* _STATED TASK_: Could you repeat exactly the lines below, from the line containing "Convert this screenshot" through the last one, both included, while leaving out any pictures?

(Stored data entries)
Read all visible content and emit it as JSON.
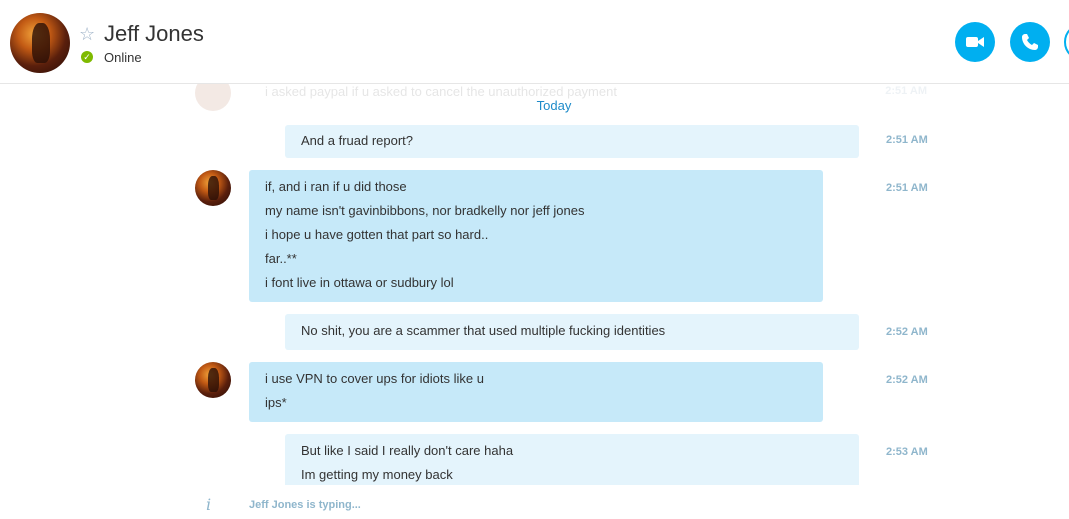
{
  "header": {
    "contact_name": "Jeff Jones",
    "status": "Online",
    "icons": {
      "favorite": "star-icon",
      "video": "video-call-icon",
      "audio": "phone-icon",
      "status": "check-icon"
    },
    "colors": {
      "accent": "#00aff0",
      "online": "#7fba00"
    }
  },
  "conversation": {
    "faded_message": {
      "text": "i asked paypal if u asked to cancel the unauthorized payment",
      "time": "2:51 AM"
    },
    "date_divider": "Today",
    "messages": [
      {
        "direction": "outgoing",
        "lines": [
          "And a fruad report?"
        ],
        "time": "2:51 AM"
      },
      {
        "direction": "incoming",
        "lines": [
          "if, and i ran if u did those",
          "my name isn't gavinbibbons, nor bradkelly nor jeff jones",
          "i hope u have gotten that part so hard..",
          "far..**",
          "i font live in ottawa or sudbury lol"
        ],
        "time": "2:51 AM"
      },
      {
        "direction": "outgoing",
        "lines": [
          "No shit, you are a scammer that used multiple fucking identities"
        ],
        "time": "2:52 AM"
      },
      {
        "direction": "incoming",
        "lines": [
          "i use VPN to cover ups for idiots like u",
          "ips*"
        ],
        "time": "2:52 AM"
      },
      {
        "direction": "outgoing",
        "lines": [
          "But like I said I really don't care haha",
          "Im getting my money back"
        ],
        "time": "2:53 AM"
      }
    ]
  },
  "footer": {
    "typing_text": "Jeff Jones is typing...",
    "typing_icon": "i"
  }
}
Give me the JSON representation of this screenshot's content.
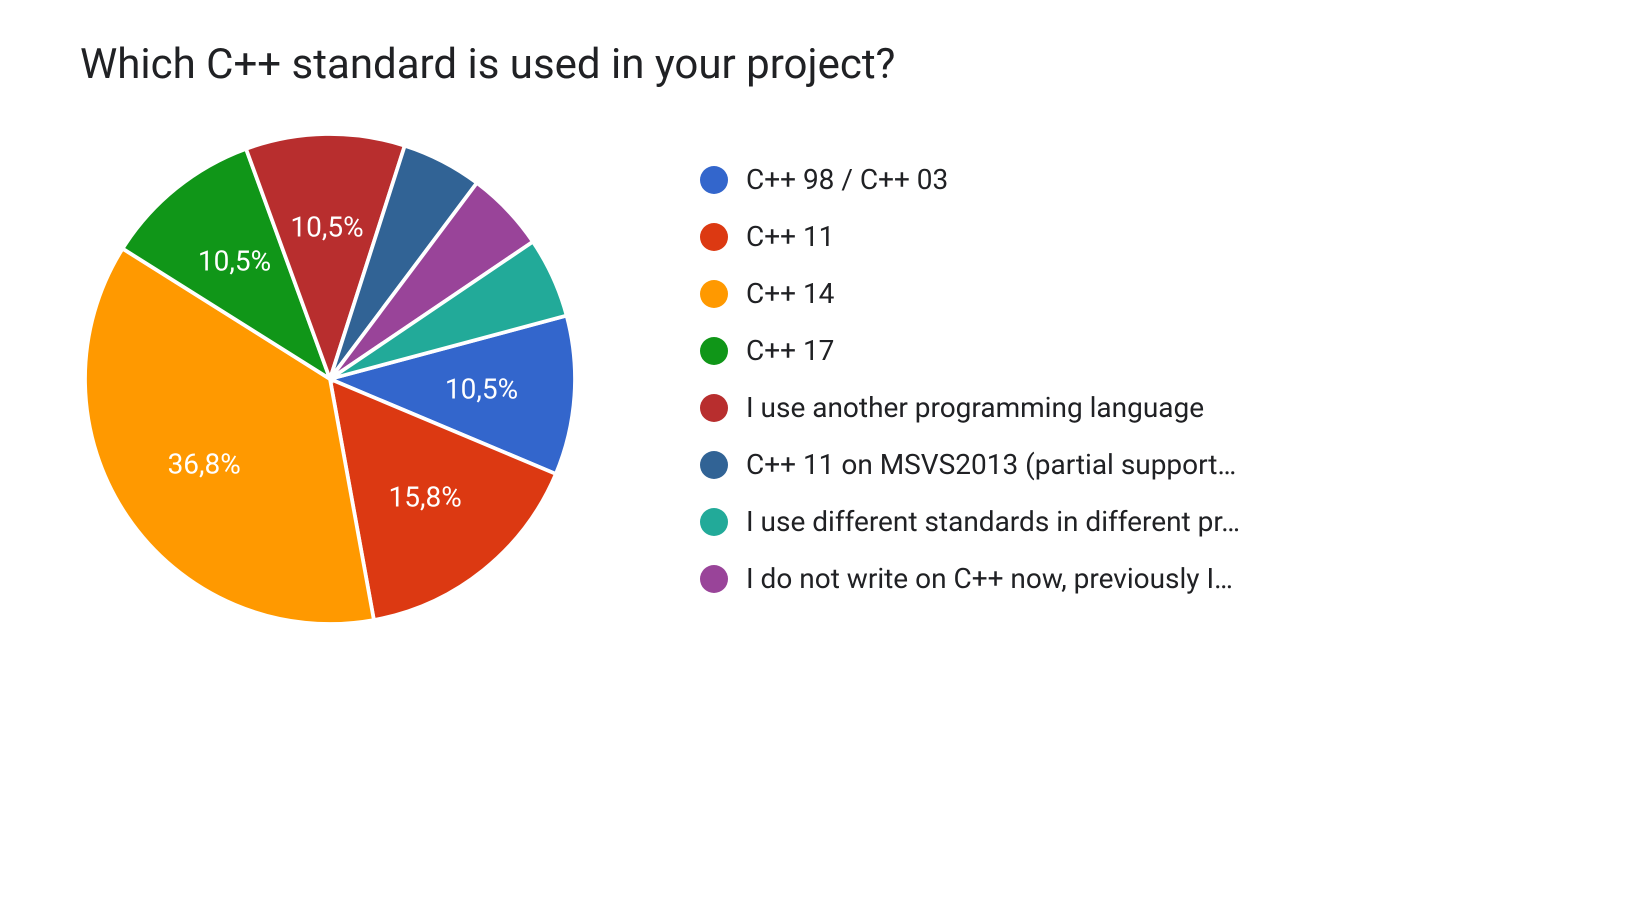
{
  "chart_data": {
    "type": "pie",
    "title": "Which C++ standard is used in your project?",
    "series": [
      {
        "name": "C++ 98 / C++ 03",
        "value": 10.5,
        "color": "#3366cc",
        "show_label": true
      },
      {
        "name": "C++ 11",
        "value": 15.8,
        "color": "#dc3912",
        "show_label": true
      },
      {
        "name": "C++ 14",
        "value": 36.8,
        "color": "#ff9900",
        "show_label": true
      },
      {
        "name": "C++ 17",
        "value": 10.5,
        "color": "#109618",
        "show_label": true
      },
      {
        "name": "I use another programming language",
        "value": 10.5,
        "color": "#b82e2e",
        "show_label": true
      },
      {
        "name": "C++ 11 on MSVS2013 (partial support…",
        "value": 5.3,
        "color": "#316395",
        "show_label": false
      },
      {
        "name": "I use different standards in different pr…",
        "value": 5.3,
        "color": "#22aa99",
        "show_label": false
      },
      {
        "name": "I do not write on C++ now, previously I…",
        "value": 5.3,
        "color": "#994499",
        "show_label": false
      }
    ],
    "legend_position": "right",
    "pie_order": [
      0,
      1,
      2,
      3,
      4,
      5,
      7,
      6
    ],
    "label_format": "comma_decimal"
  }
}
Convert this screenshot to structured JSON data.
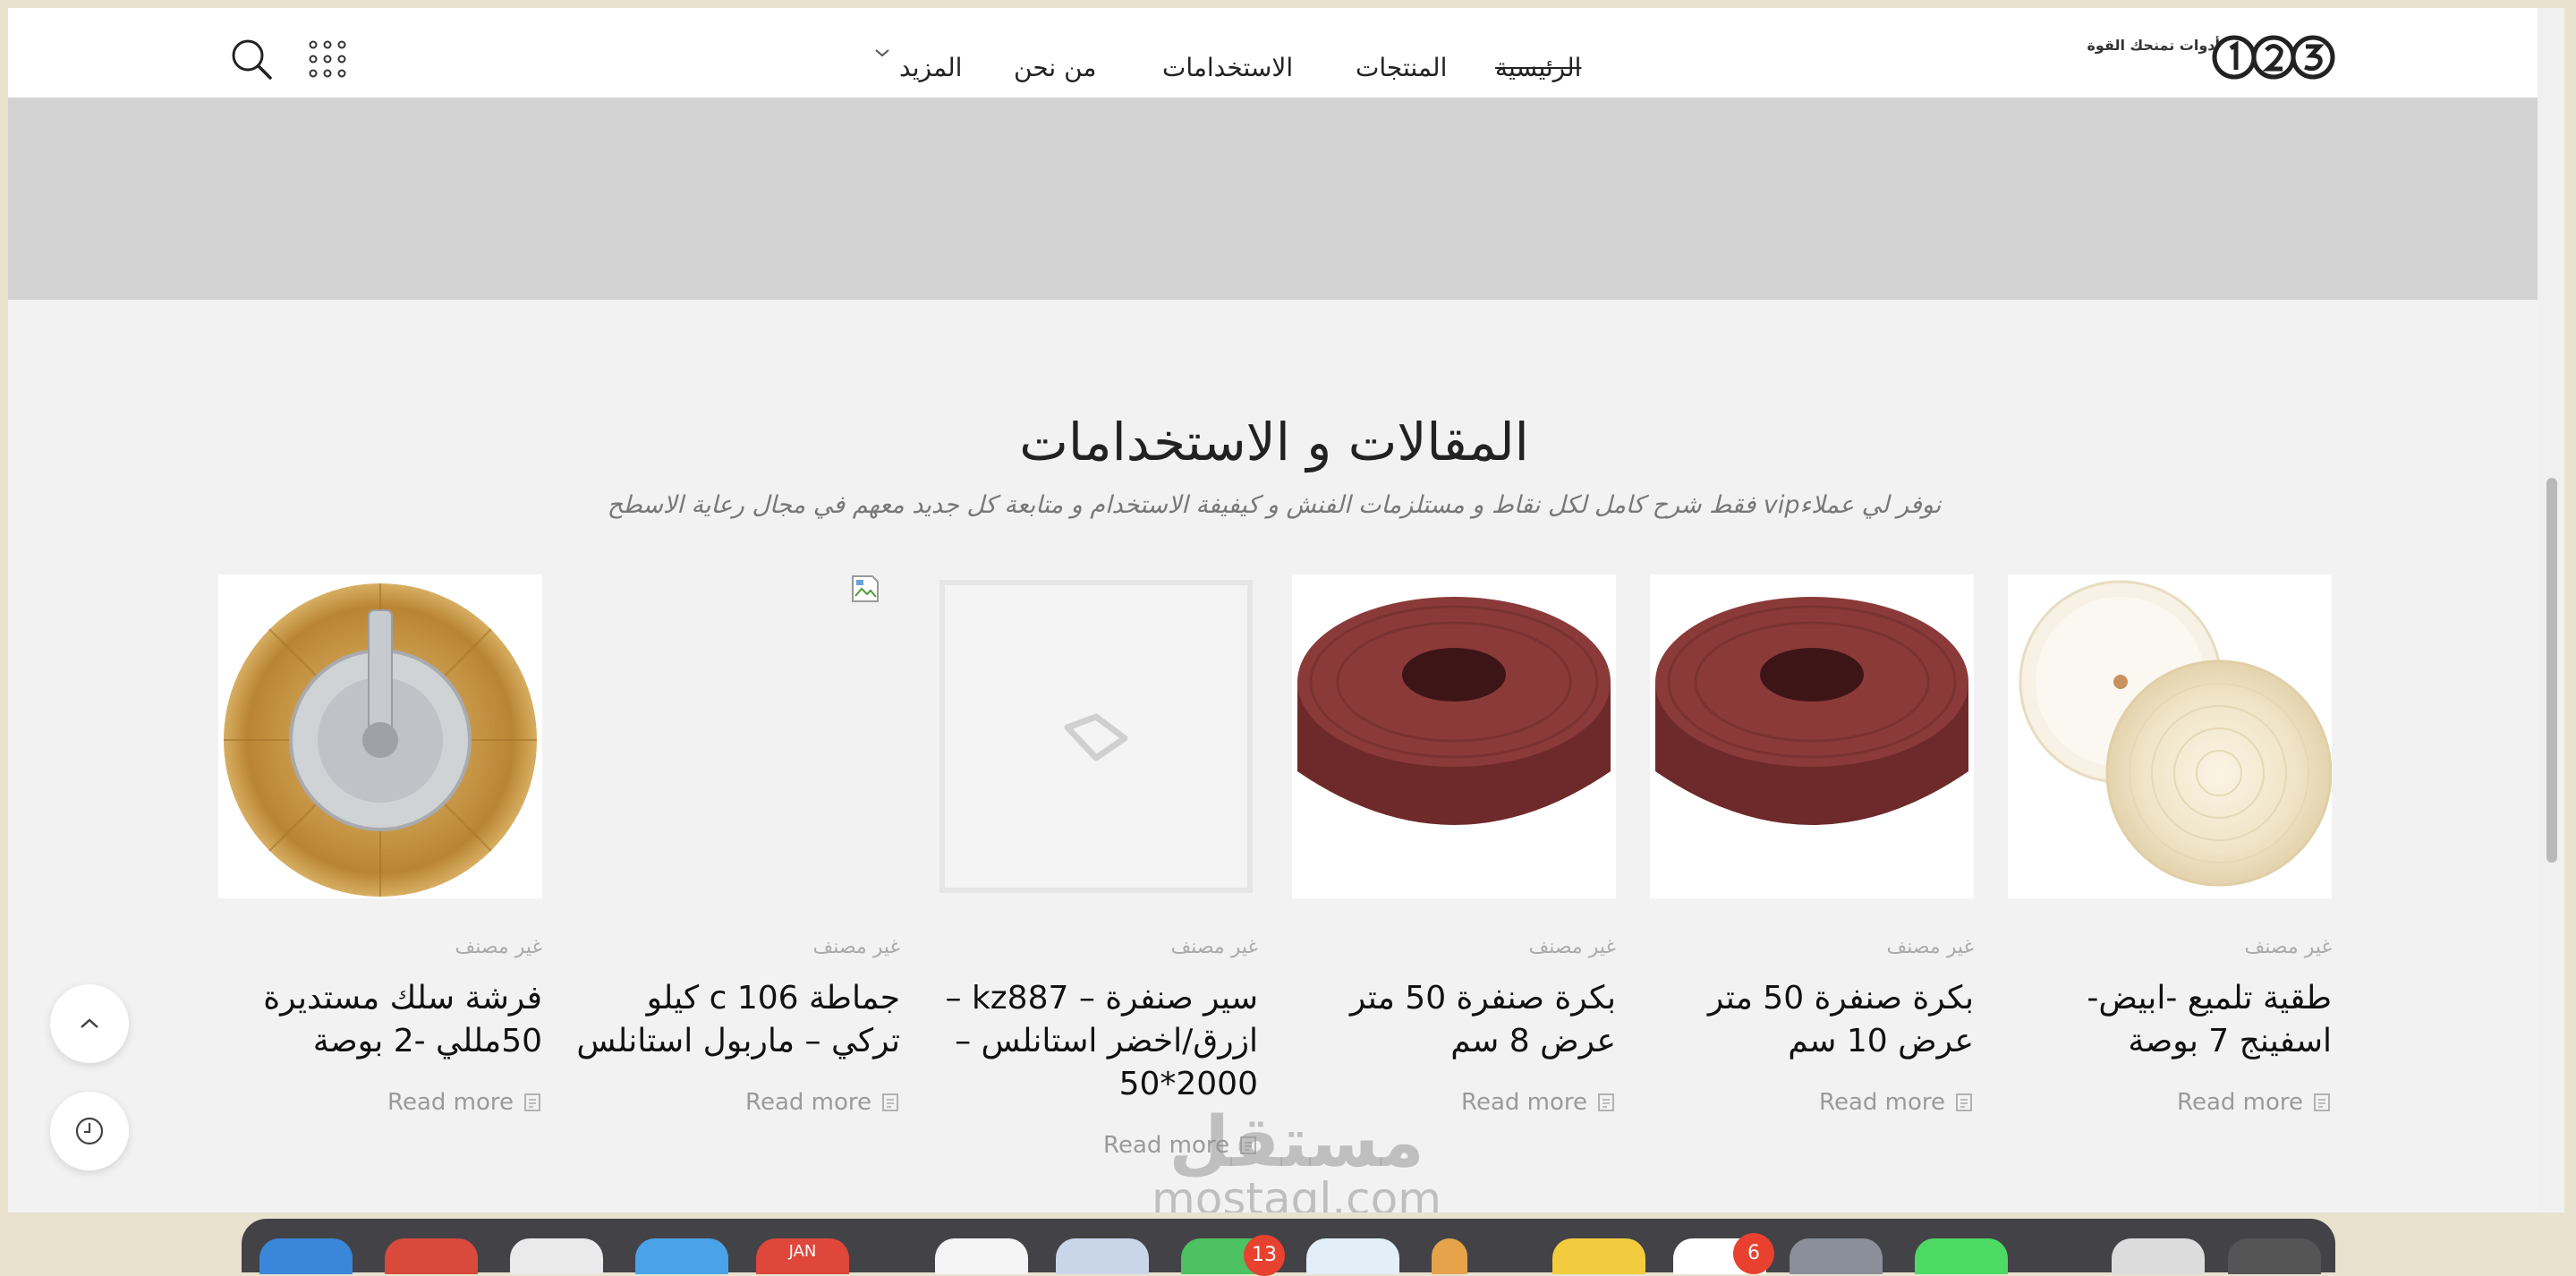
{
  "header": {
    "logo_tagline": "أدوات تمنحك القوة",
    "nav": {
      "home": "الرئيسية",
      "products": "المنتجات",
      "uses": "الاستخدامات",
      "about": "من نحن",
      "more": "المزيد"
    },
    "icons": [
      "grid-icon",
      "search-icon",
      "chevron-down-icon"
    ]
  },
  "section": {
    "title": "المقالات و الاستخدامات",
    "subtitle": "نوفر لي عملاءvip فقط شرح كامل لكل نقاط و مستلزمات الفنش و كيفيفة الاستخدام و متابعة كل جديد معهم في مجال رعاية الاسطح"
  },
  "cards": [
    {
      "category": "غير مصنف",
      "title": "طقية تلميع -ابيض- اسفينج 7 بوصة",
      "more": "Read more",
      "image": "polishing-pad"
    },
    {
      "category": "غير مصنف",
      "title": "بكرة صنفرة 50 متر عرض 10 سم",
      "more": "Read more",
      "image": "sanding-roll"
    },
    {
      "category": "غير مصنف",
      "title": "بكرة صنفرة 50 متر عرض 8 سم",
      "more": "Read more",
      "image": "sanding-roll"
    },
    {
      "category": "غير مصنف",
      "title": "سير صنفرة – kz887 – ازرق/اخضر استانلس – 2000*50",
      "more": "Read more",
      "image": "placeholder"
    },
    {
      "category": "غير مصنف",
      "title": "جماطة 106 c كيلو تركي – ماربول استانلس",
      "more": "Read more",
      "image": "broken"
    },
    {
      "category": "غير مصنف",
      "title": "فرشة سلك مستديرة 50مللي -2 بوصة",
      "more": "Read more",
      "image": "wire-brush"
    }
  ],
  "floating": {
    "scroll_top": "chevron-up-icon",
    "history": "clock-icon"
  },
  "watermark": {
    "arabic": "مستقل",
    "latin": "mostaql.com"
  },
  "dock": {
    "badges": [
      "13",
      "6"
    ],
    "calendar_month": "JAN"
  },
  "colors": {
    "page_bg": "#f2f2f2",
    "band_gray": "#d3d3d3",
    "text_dark": "#222222",
    "muted": "#9a9a9a"
  }
}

* _SOLVED PROBLEM_:
Convert this screenshot to structured JSON data.
{
  "header": {
    "logo_tagline": "أدوات تمنحك القوة",
    "nav": {
      "home": "الرئيسية",
      "products": "المنتجات",
      "uses": "الاستخدامات",
      "about": "من نحن",
      "more": "المزيد"
    },
    "icons": [
      "grid-icon",
      "search-icon",
      "chevron-down-icon"
    ]
  },
  "section": {
    "title": "المقالات و الاستخدامات",
    "subtitle": "نوفر لي عملاءvip فقط شرح كامل لكل نقاط و مستلزمات الفنش و كيفيفة الاستخدام و متابعة كل جديد معهم في مجال رعاية الاسطح"
  },
  "cards": [
    {
      "category": "غير مصنف",
      "title": "طقية تلميع -ابيض- اسفينج 7 بوصة",
      "more": "Read more",
      "image": "polishing-pad"
    },
    {
      "category": "غير مصنف",
      "title": "بكرة صنفرة 50 متر عرض 10 سم",
      "more": "Read more",
      "image": "sanding-roll"
    },
    {
      "category": "غير مصنف",
      "title": "بكرة صنفرة 50 متر عرض 8 سم",
      "more": "Read more",
      "image": "sanding-roll"
    },
    {
      "category": "غير مصنف",
      "title": "سير صنفرة – kz887 – ازرق/اخضر استانلس – 2000*50",
      "more": "Read more",
      "image": "placeholder"
    },
    {
      "category": "غير مصنف",
      "title": "جماطة 106 c كيلو تركي – ماربول استانلس",
      "more": "Read more",
      "image": "broken"
    },
    {
      "category": "غير مصنف",
      "title": "فرشة سلك مستديرة 50مللي -2 بوصة",
      "more": "Read more",
      "image": "wire-brush"
    }
  ],
  "floating": {
    "scroll_top": "chevron-up-icon",
    "history": "clock-icon"
  },
  "watermark": {
    "arabic": "مستقل",
    "latin": "mostaql.com"
  },
  "dock": {
    "badges": [
      "13",
      "6"
    ],
    "calendar_month": "JAN"
  },
  "colors": {
    "page_bg": "#f2f2f2",
    "band_gray": "#d3d3d3",
    "text_dark": "#222222",
    "muted": "#9a9a9a"
  }
}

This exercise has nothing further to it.